◆ Source text

>>>

That is, I take it, they are both equally Actuality. Either “is the abrogation of the
other and of itself”. The dualist world of affirmation and negation is self-
abrogating. This, again, agrees with the later affirmation(!) that judgment or
predication finds no place in the final perspective of the Notion. In the traditional
logic, indeed, notion or concept (in apprehension simplex) precisely precedes the
making of judgments (second operation of intellect or reason).
“Thus they fall to the Ground.” He adds “Or”, oder, as if explaining (not to say
clarifying), “the essential difference, as a difference, is only the difference of it
from itself, and thus contains the identical”. The “it” refers to difference again. So
difference contains the identical, i.e. it is not difference, absolutely speaking. The
other is the same. Hegel reaches complete agreement with the judgement,
passed from the absolute viewpoint upon any finite “quality”, “thing”, whatever,
“This also is thou, neither is this thou”, where “thou” addresses the Absolute as it
were personally. This is but in agreement with his general programme, if we have
followed him so far. Difference is only a difference of a thing from itself, in which
case the other type, variety, cannot arise in the first place but is essentially
otiose. The contradiction, the opposition, goes deeper than the everyday can
allow. Hegel outdoes Hume at his own game, so to say, except that it is not a
game but an ascent away from the finite which, as we said, it kicks away or,
simply, annihilates or consumes, absorbs. Simple negation is revealed as abstract
merely, even if our everyday language will doubtless continue as it is, if we insist
on speaking.
**********************************************************
Self-relation of finite things, along with both Identity and Being as immediate, is
the same basic abstraction and hence false (113). The acid does not remain an
acid as it goes up into the compound, though thus realising its native potential.
Thus “contradiction is the very moving principle of the world.” The world is thus
contradiction. It is not what is, but is the Notion finally which Essence is on the
way to, so to say, representing. For it is not it, nor does it really “become”, since
it is still formal. In truth, nothing becomes, there is no Becoming. In eternity,
which is the Absolute, which is Idea, we perceive ourselves, or whatever such
selves finally are. We even perceive ourselves misperceiving ourselves in what,
like the acid, has gone up, as a moment, into the whole or, rather, into the
Notion. Being itself is replaced by Necessity, by, that is to say, full Possibility, of
all contraries.

<<<

◆ Record extracts
>>>

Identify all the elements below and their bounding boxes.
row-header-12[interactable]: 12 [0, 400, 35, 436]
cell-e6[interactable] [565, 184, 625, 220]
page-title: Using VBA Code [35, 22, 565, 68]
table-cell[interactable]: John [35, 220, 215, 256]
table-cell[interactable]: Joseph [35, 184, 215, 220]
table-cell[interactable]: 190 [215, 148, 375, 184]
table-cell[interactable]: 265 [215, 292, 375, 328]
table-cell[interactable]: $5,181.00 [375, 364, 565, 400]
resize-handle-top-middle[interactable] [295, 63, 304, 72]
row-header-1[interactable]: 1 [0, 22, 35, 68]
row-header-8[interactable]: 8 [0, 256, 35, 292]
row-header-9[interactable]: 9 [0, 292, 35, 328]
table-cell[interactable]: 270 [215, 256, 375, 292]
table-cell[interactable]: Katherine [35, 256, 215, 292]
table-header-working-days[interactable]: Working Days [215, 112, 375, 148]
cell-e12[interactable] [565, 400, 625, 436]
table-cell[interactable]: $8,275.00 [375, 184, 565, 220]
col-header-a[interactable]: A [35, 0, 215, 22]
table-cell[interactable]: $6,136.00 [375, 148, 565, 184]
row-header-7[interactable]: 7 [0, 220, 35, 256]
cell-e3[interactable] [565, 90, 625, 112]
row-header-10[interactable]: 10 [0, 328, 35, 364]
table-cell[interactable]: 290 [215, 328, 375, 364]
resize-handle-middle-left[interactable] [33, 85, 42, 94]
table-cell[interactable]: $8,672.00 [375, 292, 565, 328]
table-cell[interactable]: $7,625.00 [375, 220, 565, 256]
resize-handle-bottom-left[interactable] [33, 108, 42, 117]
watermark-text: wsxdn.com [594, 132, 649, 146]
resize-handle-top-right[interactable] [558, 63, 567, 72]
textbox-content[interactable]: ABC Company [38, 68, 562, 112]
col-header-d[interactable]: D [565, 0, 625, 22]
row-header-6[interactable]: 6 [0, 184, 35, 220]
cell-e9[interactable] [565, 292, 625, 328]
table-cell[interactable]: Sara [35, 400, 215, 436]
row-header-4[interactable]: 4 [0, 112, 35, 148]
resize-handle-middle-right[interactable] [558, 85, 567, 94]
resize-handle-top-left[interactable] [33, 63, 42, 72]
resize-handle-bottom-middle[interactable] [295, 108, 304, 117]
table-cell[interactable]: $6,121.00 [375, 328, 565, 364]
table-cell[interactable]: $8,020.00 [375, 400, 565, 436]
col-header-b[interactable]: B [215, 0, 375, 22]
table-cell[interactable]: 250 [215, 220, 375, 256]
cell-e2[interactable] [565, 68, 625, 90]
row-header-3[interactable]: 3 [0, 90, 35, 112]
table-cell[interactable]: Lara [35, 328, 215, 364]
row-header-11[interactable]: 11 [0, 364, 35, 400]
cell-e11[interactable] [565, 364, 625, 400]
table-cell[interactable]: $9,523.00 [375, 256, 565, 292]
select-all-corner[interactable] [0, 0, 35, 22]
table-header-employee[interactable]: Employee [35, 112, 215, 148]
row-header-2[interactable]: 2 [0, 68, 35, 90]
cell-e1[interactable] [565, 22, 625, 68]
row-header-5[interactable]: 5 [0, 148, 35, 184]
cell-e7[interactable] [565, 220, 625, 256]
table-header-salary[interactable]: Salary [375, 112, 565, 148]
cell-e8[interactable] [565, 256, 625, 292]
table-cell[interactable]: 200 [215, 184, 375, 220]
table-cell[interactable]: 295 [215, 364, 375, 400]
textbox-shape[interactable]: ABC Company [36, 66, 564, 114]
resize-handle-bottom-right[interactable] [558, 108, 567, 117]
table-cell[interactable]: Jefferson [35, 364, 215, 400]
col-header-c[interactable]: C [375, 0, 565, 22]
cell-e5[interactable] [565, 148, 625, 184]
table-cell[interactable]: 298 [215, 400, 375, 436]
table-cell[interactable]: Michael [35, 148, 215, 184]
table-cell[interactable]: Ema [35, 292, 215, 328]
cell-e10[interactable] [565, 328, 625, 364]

<<<

◆ Exercise set
a) In the passage on Hegel, what does the notion or concept precede in traditional logic?
b) Retype the passage on Hegel from "That is, I take" to "intellect or reason).".
Rely solely on the passage on Hegel, not on the rows.

◆ Answers in order
a) It precedes the making of judgments, the second operation of intellect or reason.

b)
That is, I take it, they are both equally Actuality. Either “is the abrogation of the
other and of itself”. The dualist world of affirmation and negation is self-
abrogating. This, again, agrees with the later affirmation(!) that judgment or
predication finds no place in the final perspective of the Notion. In the traditional
logic, indeed, notion or concept (in apprehension simplex) precisely precedes the
making of judgments (second operation of intellect or reason).